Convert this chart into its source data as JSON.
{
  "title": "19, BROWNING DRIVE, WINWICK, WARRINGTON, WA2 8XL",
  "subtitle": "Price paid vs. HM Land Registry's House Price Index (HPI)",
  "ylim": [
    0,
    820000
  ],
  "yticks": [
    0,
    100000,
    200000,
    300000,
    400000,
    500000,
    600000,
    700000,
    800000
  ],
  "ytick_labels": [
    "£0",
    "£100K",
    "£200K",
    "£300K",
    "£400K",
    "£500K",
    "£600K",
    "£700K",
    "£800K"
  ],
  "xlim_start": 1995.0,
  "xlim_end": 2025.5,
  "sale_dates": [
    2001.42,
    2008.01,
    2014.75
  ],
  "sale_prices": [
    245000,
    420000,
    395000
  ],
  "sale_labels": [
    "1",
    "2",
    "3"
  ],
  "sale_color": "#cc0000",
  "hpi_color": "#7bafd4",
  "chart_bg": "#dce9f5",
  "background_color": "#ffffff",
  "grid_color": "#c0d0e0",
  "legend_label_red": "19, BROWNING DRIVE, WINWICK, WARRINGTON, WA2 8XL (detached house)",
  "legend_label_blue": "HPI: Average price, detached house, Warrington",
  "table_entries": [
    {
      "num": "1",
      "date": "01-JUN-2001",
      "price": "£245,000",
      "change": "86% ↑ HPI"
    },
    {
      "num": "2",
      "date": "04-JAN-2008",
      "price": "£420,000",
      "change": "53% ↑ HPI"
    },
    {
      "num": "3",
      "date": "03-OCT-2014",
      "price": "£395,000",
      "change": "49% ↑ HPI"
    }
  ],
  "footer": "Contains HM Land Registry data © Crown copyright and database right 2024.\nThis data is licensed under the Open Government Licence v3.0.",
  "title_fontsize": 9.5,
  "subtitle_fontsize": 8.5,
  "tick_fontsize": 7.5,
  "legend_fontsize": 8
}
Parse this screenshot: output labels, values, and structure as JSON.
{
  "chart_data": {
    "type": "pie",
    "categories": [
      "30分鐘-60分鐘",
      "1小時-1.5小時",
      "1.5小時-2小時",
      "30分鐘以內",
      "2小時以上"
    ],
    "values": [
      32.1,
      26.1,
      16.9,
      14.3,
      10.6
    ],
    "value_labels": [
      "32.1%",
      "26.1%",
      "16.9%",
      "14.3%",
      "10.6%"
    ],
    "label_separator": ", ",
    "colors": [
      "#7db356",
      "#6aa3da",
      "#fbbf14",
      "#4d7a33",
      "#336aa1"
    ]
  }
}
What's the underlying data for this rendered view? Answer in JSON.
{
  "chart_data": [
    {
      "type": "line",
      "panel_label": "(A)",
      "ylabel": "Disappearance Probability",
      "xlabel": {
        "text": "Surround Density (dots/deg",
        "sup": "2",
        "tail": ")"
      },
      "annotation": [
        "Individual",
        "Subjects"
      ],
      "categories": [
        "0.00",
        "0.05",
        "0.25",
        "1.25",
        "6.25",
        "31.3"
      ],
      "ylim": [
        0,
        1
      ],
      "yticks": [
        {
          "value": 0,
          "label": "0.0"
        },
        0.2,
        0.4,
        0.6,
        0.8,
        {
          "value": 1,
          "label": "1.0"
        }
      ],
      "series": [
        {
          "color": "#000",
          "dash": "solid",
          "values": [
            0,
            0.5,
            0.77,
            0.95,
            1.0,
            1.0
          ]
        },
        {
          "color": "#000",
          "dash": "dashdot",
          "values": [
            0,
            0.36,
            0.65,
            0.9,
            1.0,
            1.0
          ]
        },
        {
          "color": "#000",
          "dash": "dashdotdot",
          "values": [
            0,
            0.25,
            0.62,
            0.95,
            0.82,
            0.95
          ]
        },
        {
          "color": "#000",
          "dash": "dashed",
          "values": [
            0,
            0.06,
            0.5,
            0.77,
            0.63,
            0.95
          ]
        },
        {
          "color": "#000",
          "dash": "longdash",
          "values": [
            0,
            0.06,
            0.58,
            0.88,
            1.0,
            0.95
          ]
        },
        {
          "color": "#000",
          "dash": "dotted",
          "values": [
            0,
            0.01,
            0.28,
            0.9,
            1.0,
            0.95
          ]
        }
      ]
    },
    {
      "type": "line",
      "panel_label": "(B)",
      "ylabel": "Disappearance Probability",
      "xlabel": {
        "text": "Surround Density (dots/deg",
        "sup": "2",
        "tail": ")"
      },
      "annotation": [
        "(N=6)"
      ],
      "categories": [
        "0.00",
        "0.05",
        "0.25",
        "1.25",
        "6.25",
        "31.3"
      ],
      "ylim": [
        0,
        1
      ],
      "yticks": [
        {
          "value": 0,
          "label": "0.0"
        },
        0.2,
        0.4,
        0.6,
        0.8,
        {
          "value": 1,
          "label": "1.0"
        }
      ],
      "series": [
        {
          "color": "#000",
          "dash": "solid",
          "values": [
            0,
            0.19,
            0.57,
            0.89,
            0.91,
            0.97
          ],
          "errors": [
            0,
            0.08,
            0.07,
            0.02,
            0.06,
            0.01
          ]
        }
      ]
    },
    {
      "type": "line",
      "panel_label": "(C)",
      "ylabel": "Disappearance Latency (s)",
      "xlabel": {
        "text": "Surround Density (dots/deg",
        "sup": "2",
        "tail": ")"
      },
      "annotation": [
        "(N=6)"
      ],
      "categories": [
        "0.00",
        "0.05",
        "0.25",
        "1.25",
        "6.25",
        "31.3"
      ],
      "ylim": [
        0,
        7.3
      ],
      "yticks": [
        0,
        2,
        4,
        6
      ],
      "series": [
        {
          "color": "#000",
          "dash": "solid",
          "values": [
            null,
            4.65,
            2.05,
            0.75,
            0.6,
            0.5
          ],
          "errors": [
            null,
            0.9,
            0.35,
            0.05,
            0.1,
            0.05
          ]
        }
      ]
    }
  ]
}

##############################

__CHALLENGE__
Transcribe all of the lines in the records precisely.

__RESULT FOR THIS TASK__
Convert this chart into its source data as JSON.
{
  "title": "19, BROWNING DRIVE, WINWICK, WARRINGTON, WA2 8XL",
  "subtitle": "Price paid vs. HM Land Registry's House Price Index (HPI)",
  "ylim": [
    0,
    820000
  ],
  "yticks": [
    0,
    100000,
    200000,
    300000,
    400000,
    500000,
    600000,
    700000,
    800000
  ],
  "ytick_labels": [
    "£0",
    "£100K",
    "£200K",
    "£300K",
    "£400K",
    "£500K",
    "£600K",
    "£700K",
    "£800K"
  ],
  "xlim_start": 1995.0,
  "xlim_end": 2025.5,
  "sale_dates": [
    2001.42,
    2008.01,
    2014.75
  ],
  "sale_prices": [
    245000,
    420000,
    395000
  ],
  "sale_labels": [
    "1",
    "2",
    "3"
  ],
  "sale_color": "#cc0000",
  "hpi_color": "#7bafd4",
  "chart_bg": "#dce9f5",
  "background_color": "#ffffff",
  "grid_color": "#c0d0e0",
  "legend_label_red": "19, BROWNING DRIVE, WINWICK, WARRINGTON, WA2 8XL (detached house)",
  "legend_label_blue": "HPI: Average price, detached house, Warrington",
  "table_entries": [
    {
      "num": "1",
      "date": "01-JUN-2001",
      "price": "£245,000",
      "change": "86% ↑ HPI"
    },
    {
      "num": "2",
      "date": "04-JAN-2008",
      "price": "£420,000",
      "change": "53% ↑ HPI"
    },
    {
      "num": "3",
      "date": "03-OCT-2014",
      "price": "£395,000",
      "change": "49% ↑ HPI"
    }
  ],
  "footer": "Contains HM Land Registry data © Crown copyright and database right 2024.\nThis data is licensed under the Open Government Licence v3.0.",
  "title_fontsize": 9.5,
  "subtitle_fontsize": 8.5,
  "tick_fontsize": 7.5,
  "legend_fontsize": 8
}
Parse this screenshot: output labels, values, and structure as JSON.
{
  "chart_data": {
    "type": "pie",
    "categories": [
      "30分鐘-60分鐘",
      "1小時-1.5小時",
      "1.5小時-2小時",
      "30分鐘以內",
      "2小時以上"
    ],
    "values": [
      32.1,
      26.1,
      16.9,
      14.3,
      10.6
    ],
    "value_labels": [
      "32.1%",
      "26.1%",
      "16.9%",
      "14.3%",
      "10.6%"
    ],
    "label_separator": ", ",
    "colors": [
      "#7db356",
      "#6aa3da",
      "#fbbf14",
      "#4d7a33",
      "#336aa1"
    ]
  }
}
What's the underlying data for this rendered view? Answer in JSON.
{
  "chart_data": [
    {
      "type": "line",
      "panel_label": "(A)",
      "ylabel": "Disappearance Probability",
      "xlabel": {
        "text": "Surround Density (dots/deg",
        "sup": "2",
        "tail": ")"
      },
      "annotation": [
        "Individual",
        "Subjects"
      ],
      "categories": [
        "0.00",
        "0.05",
        "0.25",
        "1.25",
        "6.25",
        "31.3"
      ],
      "ylim": [
        0,
        1
      ],
      "yticks": [
        {
          "value": 0,
          "label": "0.0"
        },
        0.2,
        0.4,
        0.6,
        0.8,
        {
          "value": 1,
          "label": "1.0"
        }
      ],
      "series": [
        {
          "color": "#000",
          "dash": "solid",
          "values": [
            0,
            0.5,
            0.77,
            0.95,
            1.0,
            1.0
          ]
        },
        {
          "color": "#000",
          "dash": "dashdot",
          "values": [
            0,
            0.36,
            0.65,
            0.9,
            1.0,
            1.0
          ]
        },
        {
          "color": "#000",
          "dash": "dashdotdot",
          "values": [
            0,
            0.25,
            0.62,
            0.95,
            0.82,
            0.95
          ]
        },
        {
          "color": "#000",
          "dash": "dashed",
          "values": [
            0,
            0.06,
            0.5,
            0.77,
            0.63,
            0.95
          ]
        },
        {
          "color": "#000",
          "dash": "longdash",
          "values": [
            0,
            0.06,
            0.58,
            0.88,
            1.0,
            0.95
          ]
        },
        {
          "color": "#000",
          "dash": "dotted",
          "values": [
            0,
            0.01,
            0.28,
            0.9,
            1.0,
            0.95
          ]
        }
      ]
    },
    {
      "type": "line",
      "panel_label": "(B)",
      "ylabel": "Disappearance Probability",
      "xlabel": {
        "text": "Surround Density (dots/deg",
        "sup": "2",
        "tail": ")"
      },
      "annotation": [
        "(N=6)"
      ],
      "categories": [
        "0.00",
        "0.05",
        "0.25",
        "1.25",
        "6.25",
        "31.3"
      ],
      "ylim": [
        0,
        1
      ],
      "yticks": [
        {
          "value": 0,
          "label": "0.0"
        },
        0.2,
        0.4,
        0.6,
        0.8,
        {
          "value": 1,
          "label": "1.0"
        }
      ],
      "series": [
        {
          "color": "#000",
          "dash": "solid",
          "values": [
            0,
            0.19,
            0.57,
            0.89,
            0.91,
            0.97
          ],
          "errors": [
            0,
            0.08,
            0.07,
            0.02,
            0.06,
            0.01
          ]
        }
      ]
    },
    {
      "type": "line",
      "panel_label": "(C)",
      "ylabel": "Disappearance Latency (s)",
      "xlabel": {
        "text": "Surround Density (dots/deg",
        "sup": "2",
        "tail": ")"
      },
      "annotation": [
        "(N=6)"
      ],
      "categories": [
        "0.00",
        "0.05",
        "0.25",
        "1.25",
        "6.25",
        "31.3"
      ],
      "ylim": [
        0,
        7.3
      ],
      "yticks": [
        0,
        2,
        4,
        6
      ],
      "series": [
        {
          "color": "#000",
          "dash": "solid",
          "values": [
            null,
            4.65,
            2.05,
            0.75,
            0.6,
            0.5
          ],
          "errors": [
            null,
            0.9,
            0.35,
            0.05,
            0.1,
            0.05
          ]
        }
      ]
    }
  ]
}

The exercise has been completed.